The answer must consist of every line in the records below that contains the string "Ubicación".

--

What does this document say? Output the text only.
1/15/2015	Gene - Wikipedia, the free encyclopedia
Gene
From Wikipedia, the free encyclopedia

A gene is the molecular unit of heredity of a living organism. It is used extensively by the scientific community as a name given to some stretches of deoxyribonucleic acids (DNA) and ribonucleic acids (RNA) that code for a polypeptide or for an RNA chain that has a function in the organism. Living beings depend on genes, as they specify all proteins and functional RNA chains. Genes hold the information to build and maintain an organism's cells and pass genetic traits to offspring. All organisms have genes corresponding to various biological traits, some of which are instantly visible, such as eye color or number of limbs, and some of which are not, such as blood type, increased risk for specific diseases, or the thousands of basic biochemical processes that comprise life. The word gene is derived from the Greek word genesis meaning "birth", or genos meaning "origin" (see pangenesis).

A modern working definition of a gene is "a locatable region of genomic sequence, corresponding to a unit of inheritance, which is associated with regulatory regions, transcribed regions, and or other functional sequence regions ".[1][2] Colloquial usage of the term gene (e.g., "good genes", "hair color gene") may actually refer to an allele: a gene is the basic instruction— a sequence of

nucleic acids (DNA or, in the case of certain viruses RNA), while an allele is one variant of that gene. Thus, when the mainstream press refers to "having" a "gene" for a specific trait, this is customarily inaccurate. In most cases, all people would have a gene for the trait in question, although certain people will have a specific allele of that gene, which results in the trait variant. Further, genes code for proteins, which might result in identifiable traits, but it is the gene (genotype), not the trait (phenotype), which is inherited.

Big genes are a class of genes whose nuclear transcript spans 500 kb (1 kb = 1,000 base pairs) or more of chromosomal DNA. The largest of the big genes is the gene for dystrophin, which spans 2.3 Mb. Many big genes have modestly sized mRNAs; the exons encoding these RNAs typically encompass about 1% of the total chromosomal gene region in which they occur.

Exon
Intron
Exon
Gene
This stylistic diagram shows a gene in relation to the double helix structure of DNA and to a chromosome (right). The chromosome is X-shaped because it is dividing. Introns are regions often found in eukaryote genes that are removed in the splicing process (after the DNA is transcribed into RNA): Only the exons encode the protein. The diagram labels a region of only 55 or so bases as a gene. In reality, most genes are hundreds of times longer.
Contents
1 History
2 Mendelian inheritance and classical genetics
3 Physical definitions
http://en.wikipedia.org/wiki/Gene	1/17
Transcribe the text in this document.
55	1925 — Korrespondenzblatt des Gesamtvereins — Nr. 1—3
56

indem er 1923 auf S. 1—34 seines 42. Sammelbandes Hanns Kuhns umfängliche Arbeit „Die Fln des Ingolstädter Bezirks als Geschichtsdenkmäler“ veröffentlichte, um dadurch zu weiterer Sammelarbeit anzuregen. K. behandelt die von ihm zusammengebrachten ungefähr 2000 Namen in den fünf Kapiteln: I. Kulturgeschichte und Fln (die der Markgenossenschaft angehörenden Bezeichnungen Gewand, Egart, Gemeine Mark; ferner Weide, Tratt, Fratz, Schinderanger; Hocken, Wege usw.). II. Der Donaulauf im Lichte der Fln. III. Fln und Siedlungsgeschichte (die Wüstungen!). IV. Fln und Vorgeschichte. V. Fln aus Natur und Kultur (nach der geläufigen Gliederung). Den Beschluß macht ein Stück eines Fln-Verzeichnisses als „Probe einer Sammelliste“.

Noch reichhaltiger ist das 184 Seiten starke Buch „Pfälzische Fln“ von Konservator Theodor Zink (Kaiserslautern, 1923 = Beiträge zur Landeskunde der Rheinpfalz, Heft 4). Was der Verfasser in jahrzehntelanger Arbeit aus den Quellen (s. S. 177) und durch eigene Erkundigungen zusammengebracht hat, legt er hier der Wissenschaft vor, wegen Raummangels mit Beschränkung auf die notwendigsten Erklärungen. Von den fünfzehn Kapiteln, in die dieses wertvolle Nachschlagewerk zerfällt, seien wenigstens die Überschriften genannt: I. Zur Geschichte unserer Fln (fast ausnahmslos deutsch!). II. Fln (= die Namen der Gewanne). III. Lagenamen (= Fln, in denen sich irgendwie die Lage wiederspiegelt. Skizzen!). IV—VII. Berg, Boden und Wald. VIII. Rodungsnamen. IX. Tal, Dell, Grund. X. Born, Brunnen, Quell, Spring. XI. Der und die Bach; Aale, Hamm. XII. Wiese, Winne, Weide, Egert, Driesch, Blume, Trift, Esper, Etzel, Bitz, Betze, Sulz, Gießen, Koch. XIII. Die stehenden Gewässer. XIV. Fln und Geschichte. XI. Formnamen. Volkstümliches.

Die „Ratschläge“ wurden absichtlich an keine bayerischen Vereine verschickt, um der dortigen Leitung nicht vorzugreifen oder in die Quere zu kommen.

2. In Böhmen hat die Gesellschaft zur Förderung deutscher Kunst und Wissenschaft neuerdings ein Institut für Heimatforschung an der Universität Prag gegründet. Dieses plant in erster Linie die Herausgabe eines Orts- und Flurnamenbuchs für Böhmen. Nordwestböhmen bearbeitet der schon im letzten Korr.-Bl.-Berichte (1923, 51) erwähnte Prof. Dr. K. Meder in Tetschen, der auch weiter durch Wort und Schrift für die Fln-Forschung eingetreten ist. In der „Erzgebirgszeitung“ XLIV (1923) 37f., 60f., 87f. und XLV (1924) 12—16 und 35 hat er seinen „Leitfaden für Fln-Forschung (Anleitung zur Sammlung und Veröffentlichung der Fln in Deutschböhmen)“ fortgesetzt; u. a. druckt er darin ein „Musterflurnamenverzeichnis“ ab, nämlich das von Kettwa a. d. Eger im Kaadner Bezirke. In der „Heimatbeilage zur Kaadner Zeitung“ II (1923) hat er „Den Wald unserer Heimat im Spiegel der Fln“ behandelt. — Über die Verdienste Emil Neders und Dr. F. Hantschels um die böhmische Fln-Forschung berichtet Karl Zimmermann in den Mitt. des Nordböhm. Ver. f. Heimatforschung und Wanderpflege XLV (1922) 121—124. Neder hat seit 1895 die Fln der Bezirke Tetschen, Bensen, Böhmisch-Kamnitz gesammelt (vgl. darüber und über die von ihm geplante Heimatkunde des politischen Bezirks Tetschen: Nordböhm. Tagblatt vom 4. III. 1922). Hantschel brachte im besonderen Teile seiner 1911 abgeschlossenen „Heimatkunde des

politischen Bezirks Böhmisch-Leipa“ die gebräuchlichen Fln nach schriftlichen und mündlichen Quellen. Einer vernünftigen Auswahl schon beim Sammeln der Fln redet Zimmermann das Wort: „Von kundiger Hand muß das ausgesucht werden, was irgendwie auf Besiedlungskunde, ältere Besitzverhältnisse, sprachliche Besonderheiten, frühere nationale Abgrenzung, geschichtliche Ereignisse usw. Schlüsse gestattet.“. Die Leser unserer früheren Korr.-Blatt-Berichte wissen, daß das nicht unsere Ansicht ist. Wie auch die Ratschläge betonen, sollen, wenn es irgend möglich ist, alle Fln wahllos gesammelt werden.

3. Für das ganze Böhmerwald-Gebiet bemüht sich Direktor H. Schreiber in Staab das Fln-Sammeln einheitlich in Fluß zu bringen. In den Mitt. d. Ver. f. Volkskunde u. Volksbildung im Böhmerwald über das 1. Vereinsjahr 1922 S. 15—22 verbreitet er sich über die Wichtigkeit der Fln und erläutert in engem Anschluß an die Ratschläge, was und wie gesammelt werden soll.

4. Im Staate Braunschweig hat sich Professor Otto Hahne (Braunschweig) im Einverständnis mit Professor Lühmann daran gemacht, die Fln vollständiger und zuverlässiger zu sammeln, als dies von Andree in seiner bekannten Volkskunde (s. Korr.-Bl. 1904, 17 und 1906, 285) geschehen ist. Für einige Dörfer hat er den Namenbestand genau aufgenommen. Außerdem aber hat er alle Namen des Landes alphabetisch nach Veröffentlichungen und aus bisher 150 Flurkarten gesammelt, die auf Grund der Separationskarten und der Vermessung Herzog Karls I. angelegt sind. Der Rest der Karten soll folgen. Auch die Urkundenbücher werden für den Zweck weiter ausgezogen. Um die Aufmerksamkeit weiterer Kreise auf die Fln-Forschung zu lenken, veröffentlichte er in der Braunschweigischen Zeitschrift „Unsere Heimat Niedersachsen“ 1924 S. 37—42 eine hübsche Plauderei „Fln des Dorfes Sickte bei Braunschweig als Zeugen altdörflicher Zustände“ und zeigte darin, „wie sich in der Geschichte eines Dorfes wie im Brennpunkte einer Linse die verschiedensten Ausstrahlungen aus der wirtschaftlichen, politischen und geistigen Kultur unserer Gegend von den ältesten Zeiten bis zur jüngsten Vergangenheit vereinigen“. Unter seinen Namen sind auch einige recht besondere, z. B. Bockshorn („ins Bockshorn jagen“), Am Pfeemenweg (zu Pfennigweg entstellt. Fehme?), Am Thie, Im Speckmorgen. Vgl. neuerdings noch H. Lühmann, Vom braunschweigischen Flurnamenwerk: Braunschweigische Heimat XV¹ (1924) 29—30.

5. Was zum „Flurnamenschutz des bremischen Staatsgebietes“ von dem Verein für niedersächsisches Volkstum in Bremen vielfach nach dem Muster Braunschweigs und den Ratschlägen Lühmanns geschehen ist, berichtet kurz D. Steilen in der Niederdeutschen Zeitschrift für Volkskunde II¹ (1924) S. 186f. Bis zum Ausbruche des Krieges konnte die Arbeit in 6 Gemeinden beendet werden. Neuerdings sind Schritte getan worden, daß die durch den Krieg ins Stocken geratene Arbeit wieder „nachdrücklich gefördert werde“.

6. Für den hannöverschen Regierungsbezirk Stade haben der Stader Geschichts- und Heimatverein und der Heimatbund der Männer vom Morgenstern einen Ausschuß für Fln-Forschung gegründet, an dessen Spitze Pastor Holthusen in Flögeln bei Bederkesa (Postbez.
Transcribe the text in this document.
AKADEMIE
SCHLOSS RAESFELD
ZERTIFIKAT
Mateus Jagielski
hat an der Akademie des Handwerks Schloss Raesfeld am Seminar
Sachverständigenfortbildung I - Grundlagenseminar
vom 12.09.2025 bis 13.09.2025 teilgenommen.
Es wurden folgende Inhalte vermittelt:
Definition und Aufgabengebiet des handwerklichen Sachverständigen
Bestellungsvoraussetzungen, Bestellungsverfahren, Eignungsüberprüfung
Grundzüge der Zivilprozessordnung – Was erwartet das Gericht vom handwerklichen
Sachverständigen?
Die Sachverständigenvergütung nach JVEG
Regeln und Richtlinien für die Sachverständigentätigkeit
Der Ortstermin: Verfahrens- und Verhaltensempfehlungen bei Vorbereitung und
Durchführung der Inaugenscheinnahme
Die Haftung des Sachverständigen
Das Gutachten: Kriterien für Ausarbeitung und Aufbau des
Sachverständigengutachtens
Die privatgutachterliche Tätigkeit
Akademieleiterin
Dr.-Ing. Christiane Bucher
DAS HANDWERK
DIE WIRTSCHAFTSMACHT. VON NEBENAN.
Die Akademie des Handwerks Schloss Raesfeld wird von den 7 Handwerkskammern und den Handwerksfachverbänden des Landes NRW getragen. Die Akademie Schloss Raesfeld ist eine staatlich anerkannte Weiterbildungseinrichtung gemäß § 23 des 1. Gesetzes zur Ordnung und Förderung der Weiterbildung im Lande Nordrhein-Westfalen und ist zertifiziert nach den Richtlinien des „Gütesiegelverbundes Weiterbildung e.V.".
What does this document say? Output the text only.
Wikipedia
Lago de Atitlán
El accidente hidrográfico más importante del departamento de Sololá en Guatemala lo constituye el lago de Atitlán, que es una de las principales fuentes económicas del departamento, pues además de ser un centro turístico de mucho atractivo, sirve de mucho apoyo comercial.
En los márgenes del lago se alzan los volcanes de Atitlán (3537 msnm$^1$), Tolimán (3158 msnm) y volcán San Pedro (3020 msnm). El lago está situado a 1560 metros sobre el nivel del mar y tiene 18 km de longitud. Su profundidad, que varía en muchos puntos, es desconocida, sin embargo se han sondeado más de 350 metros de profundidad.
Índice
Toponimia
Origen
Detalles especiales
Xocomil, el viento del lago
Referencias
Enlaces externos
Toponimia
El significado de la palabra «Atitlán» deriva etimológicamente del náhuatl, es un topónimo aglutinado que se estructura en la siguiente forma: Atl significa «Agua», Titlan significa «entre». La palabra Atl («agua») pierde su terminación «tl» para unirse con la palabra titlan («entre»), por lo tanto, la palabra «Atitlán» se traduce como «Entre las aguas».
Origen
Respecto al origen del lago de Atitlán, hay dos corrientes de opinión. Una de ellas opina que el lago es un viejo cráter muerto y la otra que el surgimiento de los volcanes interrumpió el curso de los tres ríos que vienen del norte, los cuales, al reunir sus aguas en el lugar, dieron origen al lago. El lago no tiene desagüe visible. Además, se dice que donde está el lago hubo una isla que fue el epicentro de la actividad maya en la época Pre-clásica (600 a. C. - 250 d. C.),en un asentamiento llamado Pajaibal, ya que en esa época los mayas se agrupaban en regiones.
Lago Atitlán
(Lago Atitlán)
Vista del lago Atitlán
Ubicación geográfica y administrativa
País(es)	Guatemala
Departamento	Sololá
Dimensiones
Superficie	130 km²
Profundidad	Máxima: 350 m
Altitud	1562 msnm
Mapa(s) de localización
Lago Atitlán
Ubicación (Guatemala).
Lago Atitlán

--

**THE ANSWER**
Ubicación geográfica y administrativa
Ubicación (Guatemala).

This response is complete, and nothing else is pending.